Stored records

....

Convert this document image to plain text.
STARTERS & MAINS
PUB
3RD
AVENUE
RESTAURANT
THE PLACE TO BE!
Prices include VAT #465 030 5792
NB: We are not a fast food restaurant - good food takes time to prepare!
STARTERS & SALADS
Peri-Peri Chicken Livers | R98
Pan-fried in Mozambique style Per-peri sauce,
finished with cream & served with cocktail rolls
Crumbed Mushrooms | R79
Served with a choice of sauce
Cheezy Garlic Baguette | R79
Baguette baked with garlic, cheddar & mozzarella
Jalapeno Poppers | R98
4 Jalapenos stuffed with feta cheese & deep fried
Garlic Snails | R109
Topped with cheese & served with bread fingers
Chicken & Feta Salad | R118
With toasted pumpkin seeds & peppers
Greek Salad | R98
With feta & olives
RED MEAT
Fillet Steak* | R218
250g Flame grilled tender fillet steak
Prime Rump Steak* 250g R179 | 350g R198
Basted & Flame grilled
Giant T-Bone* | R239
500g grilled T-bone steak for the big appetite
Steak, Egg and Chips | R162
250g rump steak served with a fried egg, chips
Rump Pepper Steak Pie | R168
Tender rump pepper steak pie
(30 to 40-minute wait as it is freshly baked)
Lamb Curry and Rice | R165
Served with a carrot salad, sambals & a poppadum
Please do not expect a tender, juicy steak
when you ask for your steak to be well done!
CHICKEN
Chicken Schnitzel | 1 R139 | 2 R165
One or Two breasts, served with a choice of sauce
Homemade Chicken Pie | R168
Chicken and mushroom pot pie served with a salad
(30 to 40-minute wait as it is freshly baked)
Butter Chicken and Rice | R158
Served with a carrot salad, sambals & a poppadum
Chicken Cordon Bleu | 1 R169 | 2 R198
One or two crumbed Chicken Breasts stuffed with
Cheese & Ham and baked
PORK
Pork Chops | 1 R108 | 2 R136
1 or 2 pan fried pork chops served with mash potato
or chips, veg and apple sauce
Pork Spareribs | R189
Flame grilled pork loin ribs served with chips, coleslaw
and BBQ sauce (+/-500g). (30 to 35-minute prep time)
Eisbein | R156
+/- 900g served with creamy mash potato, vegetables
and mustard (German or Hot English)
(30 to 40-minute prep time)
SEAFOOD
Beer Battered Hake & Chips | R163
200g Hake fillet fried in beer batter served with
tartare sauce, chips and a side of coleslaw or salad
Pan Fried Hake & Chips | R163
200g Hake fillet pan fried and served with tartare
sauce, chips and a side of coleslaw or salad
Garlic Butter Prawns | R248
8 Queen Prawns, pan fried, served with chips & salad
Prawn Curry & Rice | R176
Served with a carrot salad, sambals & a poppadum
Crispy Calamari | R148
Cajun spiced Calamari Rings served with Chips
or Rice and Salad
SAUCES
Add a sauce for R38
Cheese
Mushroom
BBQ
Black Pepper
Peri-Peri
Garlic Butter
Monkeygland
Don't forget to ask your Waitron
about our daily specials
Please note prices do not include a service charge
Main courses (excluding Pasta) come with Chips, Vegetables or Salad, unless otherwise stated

....

Count every line of the material above that holds the string "stuffed", then state only the total.

2